*Exercise brief*.
Filter the data for lines with the word "栩栩如生", then copy every line so identified.
══ Information given
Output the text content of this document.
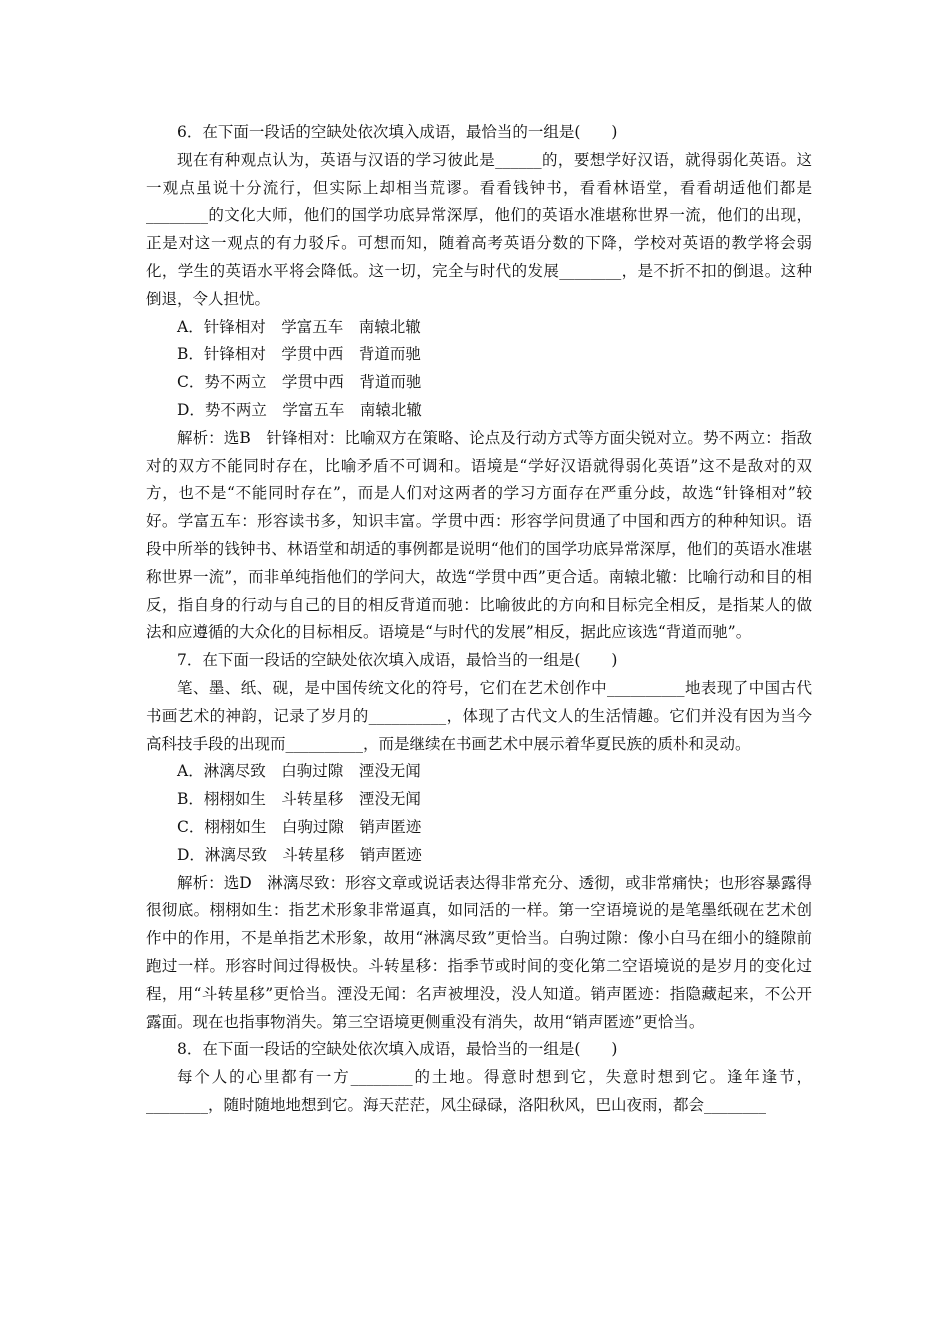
6．在下面一段话的空缺处依次填入成语，最恰当的一组是(　　)

现在有种观点认为，英语与汉语的学习彼此是______的，要想学好汉语，就得弱化英语。这一观点虽说十分流行，但实际上却相当荒谬。看看钱钟书，看看林语堂，看看胡适他们都是________的文化大师，他们的国学功底异常深厚，他们的英语水准堪称世界一流，他们的出现，正是对这一观点的有力驳斥。可想而知，随着高考英语分数的下降，学校对英语的教学将会弱化，学生的英语水平将会降低。这一切，完全与时代的发展________，是不折不扣的倒退。这种倒退，令人担忧。

A．针锋相对　学富五车　南辕北辙

B．针锋相对　学贯中西　背道而驰

C．势不两立　学贯中西　背道而驰

D．势不两立　学富五车　南辕北辙

解析：选B　针锋相对：比喻双方在策略、论点及行动方式等方面尖锐对立。势不两立：指敌对的双方不能同时存在，比喻矛盾不可调和。语境是“学好汉语就得弱化英语”这不是敌对的双方，也不是“不能同时存在”，而是人们对这两者的学习方面存在严重分歧，故选“针锋相对”较好。学富五车：形容读书多，知识丰富。学贯中西：形容学问贯通了中国和西方的种种知识。语段中所举的钱钟书、林语堂和胡适的事例都是说明“他们的国学功底异常深厚，他们的英语水准堪称世界一流”，而非单纯指他们的学问大，故选“学贯中西”更合适。南辕北辙：比喻行动和目的相反，指自身的行动与自己的目的相反背道而驰：比喻彼此的方向和目标完全相反，是指某人的做法和应遵循的大众化的目标相反。语境是“与时代的发展”相反，据此应该选“背道而驰”。

7．在下面一段话的空缺处依次填入成语，最恰当的一组是(　　)

笔、墨、纸、砚，是中国传统文化的符号，它们在艺术创作中__________地表现了中国古代书画艺术的神韵，记录了岁月的__________，体现了古代文人的生活情趣。它们并没有因为当今高科技手段的出现而__________，而是继续在书画艺术中展示着华夏民族的质朴和灵动。

A．淋漓尽致　白驹过隙　湮没无闻

B．栩栩如生　斗转星移　湮没无闻

C．栩栩如生　白驹过隙　销声匿迹

D．淋漓尽致　斗转星移　销声匿迹

解析：选D　淋漓尽致：形容文章或说话表达得非常充分、透彻，或非常痛快；也形容暴露得很彻底。栩栩如生：指艺术形象非常逼真，如同活的一样。第一空语境说的是笔墨纸砚在艺术创作中的作用，不是单指艺术形象，故用“淋漓尽致”更恰当。白驹过隙：像小白马在细小的缝隙前跑过一样。形容时间过得极快。斗转星移：指季节或时间的变化第二空语境说的是岁月的变化过程，用“斗转星移”更恰当。湮没无闻：名声被埋没，没人知道。销声匿迹：指隐藏起来，不公开露面。现在也指事物消失。第三空语境更侧重没有消失，故用“销声匿迹”更恰当。

8．在下面一段话的空缺处依次填入成语，最恰当的一组是(　　)

每个人的心里都有一方________的土地。得意时想到它，失意时想到它。逢年逢节，________，随时随地地想到它。海天茫茫，风尘碌碌，洛阳秋风，巴山夜雨，都会________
════
*Full answer*.
B．栩栩如生　斗转星移　湮没无闻
C．栩栩如生　白驹过隙　销声匿迹
解析：选D　淋漓尽致：形容文章或说话表达得非常充分、透彻，或非常痛快；也形容暴露得很彻底。栩栩如生：指艺术形象非常逼真，如同活的一样。第一空语境说的是笔墨纸砚在艺术创作中的作用，不是单指艺术形象，故用“淋漓尽致”更恰当。白驹过隙：像小白马在细小的缝隙前跑过一样。形容时间过得极快。斗转星移：指季节或时间的变化第二空语境说的是岁月的变化过程，用“斗转星移”更恰当。湮没无闻：名声被埋没，没人知道。销声匿迹：指隐藏起来，不公开露面。现在也指事物消失。第三空语境更侧重没有消失，故用“销声匿迹”更恰当。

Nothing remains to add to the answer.